__The problem__
Gather all lines from the material that contain "band".
___ Records provided ___
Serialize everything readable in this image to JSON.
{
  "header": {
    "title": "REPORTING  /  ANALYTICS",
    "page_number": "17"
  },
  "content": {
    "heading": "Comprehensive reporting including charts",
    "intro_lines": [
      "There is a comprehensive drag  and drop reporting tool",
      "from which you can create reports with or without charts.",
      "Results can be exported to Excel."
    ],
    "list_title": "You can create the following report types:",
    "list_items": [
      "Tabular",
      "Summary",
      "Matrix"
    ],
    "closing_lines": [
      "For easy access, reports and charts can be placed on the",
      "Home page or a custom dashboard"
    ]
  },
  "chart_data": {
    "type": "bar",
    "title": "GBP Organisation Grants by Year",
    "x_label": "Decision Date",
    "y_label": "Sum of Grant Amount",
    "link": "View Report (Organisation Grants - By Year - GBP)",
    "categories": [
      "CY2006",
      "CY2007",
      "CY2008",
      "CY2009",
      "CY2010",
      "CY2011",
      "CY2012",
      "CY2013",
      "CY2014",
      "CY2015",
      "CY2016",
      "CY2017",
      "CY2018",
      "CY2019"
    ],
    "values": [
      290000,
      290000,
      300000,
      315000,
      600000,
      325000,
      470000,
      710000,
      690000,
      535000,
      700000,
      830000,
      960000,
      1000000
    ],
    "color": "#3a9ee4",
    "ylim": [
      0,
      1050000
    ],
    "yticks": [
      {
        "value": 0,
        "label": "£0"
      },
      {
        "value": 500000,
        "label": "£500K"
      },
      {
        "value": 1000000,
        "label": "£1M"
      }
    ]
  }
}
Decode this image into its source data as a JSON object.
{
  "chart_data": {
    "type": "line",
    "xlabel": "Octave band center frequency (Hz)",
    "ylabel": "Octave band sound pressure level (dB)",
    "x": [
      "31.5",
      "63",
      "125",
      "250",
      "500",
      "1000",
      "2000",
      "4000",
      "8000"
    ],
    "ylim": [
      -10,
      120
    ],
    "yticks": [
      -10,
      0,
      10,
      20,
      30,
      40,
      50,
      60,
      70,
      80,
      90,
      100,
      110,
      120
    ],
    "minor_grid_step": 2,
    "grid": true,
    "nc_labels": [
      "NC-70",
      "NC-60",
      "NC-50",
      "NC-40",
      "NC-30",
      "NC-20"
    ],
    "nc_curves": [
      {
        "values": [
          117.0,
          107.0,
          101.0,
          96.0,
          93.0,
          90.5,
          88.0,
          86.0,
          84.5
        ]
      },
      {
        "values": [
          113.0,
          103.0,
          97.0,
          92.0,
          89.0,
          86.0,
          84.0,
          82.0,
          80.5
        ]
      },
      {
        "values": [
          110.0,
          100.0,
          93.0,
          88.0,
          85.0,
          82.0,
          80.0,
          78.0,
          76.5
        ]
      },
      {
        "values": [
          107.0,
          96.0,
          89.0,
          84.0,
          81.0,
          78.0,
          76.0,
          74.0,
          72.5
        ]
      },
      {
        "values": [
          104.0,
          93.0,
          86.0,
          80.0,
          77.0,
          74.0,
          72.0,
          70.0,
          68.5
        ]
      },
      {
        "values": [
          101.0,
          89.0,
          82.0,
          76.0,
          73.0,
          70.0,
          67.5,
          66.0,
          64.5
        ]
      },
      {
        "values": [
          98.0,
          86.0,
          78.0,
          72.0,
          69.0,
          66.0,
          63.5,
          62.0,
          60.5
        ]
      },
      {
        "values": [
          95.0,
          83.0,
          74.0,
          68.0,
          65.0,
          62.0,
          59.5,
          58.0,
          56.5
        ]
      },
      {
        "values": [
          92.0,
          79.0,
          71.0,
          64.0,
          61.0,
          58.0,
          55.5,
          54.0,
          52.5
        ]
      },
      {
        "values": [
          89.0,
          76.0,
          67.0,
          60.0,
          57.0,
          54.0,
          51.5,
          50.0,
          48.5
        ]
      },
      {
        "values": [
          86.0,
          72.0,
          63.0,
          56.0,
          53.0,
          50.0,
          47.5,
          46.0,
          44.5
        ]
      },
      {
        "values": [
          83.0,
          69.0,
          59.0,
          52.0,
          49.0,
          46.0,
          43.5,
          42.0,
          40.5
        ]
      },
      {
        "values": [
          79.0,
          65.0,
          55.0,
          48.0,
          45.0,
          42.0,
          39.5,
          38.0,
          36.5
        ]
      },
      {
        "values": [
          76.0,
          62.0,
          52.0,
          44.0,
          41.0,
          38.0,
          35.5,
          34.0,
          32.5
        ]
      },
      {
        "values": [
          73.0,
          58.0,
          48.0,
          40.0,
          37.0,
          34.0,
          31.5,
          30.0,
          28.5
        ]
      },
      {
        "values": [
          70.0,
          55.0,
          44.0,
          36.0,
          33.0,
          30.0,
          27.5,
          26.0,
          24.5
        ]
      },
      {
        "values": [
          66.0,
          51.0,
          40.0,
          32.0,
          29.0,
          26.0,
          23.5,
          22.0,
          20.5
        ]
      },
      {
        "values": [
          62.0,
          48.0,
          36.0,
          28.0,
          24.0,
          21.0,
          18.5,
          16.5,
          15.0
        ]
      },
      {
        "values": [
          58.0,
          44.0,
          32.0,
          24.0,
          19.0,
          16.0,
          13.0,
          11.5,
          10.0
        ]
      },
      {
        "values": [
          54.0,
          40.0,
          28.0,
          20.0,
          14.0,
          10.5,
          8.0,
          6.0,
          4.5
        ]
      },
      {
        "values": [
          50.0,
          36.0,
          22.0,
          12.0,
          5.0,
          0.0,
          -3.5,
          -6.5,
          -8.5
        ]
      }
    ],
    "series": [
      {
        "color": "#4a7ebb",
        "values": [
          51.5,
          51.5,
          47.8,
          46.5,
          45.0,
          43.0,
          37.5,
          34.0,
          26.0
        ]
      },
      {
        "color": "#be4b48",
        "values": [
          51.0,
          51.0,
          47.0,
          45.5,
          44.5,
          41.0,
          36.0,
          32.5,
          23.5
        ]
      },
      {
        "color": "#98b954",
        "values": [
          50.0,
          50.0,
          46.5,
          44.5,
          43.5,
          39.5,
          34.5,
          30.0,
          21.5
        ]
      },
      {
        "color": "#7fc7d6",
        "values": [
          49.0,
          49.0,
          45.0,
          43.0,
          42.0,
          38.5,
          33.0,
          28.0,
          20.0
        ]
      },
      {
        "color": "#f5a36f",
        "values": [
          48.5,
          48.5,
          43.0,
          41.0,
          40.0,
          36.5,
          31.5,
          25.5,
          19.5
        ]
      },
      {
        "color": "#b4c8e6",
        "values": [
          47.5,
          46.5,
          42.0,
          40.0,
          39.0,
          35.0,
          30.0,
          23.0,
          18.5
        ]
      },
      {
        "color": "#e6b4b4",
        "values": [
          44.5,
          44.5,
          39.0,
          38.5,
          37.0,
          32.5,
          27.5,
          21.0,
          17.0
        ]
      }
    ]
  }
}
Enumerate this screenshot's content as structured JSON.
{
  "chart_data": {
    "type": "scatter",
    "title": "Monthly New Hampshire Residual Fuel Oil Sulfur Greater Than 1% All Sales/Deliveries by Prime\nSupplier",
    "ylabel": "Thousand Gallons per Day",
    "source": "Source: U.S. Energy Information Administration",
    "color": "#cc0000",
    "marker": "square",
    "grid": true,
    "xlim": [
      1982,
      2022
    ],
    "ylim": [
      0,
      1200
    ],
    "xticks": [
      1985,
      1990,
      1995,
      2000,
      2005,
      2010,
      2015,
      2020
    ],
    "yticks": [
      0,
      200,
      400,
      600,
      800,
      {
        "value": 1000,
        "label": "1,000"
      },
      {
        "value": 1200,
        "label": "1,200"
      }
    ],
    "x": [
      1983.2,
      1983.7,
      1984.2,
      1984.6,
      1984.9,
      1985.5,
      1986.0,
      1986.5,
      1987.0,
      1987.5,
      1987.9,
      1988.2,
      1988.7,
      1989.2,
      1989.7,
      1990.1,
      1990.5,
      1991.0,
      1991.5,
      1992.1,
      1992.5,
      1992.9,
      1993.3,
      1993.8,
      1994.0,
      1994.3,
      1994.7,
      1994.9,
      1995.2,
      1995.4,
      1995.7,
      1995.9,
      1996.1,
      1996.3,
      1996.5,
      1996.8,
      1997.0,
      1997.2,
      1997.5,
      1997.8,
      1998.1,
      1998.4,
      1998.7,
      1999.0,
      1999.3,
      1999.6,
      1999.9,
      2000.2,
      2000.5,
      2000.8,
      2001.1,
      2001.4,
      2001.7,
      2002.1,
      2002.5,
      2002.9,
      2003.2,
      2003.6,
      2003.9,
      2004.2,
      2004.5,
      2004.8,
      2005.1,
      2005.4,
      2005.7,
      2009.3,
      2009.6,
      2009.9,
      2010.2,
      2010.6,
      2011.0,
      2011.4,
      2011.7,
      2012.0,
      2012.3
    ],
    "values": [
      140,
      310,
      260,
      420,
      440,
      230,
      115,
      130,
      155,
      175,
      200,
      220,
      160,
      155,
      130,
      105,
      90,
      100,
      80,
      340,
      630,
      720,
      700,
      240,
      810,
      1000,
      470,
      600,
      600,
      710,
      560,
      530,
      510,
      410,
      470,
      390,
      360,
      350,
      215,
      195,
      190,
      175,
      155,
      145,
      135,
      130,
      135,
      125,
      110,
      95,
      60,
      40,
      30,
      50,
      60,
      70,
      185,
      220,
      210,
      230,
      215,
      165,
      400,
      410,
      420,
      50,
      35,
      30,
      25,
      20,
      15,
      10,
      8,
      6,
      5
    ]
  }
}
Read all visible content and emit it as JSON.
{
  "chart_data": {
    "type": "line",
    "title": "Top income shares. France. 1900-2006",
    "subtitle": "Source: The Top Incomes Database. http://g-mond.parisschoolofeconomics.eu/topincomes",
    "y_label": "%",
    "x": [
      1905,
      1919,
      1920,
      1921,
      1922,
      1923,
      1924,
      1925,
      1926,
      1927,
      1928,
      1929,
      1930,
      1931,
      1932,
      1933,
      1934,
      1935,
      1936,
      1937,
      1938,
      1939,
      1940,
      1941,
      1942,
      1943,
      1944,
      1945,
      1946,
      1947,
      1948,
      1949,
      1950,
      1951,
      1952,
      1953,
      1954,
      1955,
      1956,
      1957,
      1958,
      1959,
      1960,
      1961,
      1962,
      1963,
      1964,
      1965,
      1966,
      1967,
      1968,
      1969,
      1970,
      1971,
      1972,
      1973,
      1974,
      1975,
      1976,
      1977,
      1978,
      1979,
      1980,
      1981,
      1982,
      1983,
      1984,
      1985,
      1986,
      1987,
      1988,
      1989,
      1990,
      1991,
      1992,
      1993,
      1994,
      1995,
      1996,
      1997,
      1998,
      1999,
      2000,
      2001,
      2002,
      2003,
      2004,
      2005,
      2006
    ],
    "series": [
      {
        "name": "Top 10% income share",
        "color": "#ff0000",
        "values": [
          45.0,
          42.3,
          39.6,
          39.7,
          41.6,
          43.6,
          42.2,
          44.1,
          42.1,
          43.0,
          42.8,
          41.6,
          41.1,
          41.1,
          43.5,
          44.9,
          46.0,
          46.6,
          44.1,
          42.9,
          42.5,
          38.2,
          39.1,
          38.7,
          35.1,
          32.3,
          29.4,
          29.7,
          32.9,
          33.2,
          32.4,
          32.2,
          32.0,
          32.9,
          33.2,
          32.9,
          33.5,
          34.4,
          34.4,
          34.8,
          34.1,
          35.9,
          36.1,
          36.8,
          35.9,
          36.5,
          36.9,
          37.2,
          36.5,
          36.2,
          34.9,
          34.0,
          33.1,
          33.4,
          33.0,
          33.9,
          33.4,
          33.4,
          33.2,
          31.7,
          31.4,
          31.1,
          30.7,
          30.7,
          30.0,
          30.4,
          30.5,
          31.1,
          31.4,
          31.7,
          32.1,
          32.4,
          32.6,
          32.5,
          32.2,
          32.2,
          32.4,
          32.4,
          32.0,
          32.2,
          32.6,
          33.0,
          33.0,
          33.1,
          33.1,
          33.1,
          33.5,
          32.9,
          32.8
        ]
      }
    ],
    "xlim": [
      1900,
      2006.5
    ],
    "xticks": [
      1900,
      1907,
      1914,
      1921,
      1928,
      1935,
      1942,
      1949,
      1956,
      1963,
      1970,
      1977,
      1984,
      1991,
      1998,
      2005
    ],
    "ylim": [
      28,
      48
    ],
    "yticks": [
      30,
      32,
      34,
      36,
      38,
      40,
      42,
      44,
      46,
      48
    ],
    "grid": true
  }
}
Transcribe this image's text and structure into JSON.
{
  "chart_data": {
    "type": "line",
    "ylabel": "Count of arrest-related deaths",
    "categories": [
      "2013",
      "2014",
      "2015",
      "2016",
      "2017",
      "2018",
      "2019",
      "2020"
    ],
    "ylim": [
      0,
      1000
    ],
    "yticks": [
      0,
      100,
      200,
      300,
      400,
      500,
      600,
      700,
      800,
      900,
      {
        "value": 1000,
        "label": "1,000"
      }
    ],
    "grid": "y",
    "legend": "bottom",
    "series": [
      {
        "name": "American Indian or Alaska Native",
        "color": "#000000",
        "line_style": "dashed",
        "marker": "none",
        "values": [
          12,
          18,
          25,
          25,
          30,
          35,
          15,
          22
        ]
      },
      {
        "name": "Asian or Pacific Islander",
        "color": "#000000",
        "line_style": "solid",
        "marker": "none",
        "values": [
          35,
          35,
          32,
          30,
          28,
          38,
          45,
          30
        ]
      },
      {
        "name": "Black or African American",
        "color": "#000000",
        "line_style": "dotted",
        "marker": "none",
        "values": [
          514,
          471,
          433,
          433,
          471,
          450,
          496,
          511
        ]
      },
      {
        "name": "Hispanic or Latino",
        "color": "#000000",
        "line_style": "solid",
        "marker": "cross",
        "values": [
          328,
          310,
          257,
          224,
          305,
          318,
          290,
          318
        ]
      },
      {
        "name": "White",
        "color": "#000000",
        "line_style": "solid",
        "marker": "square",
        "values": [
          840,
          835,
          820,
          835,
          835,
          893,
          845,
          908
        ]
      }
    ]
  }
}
___
__Right answer__
    "xlabel": "Octave band center frequency (Hz)",
    "ylabel": "Octave band sound pressure level (dB)",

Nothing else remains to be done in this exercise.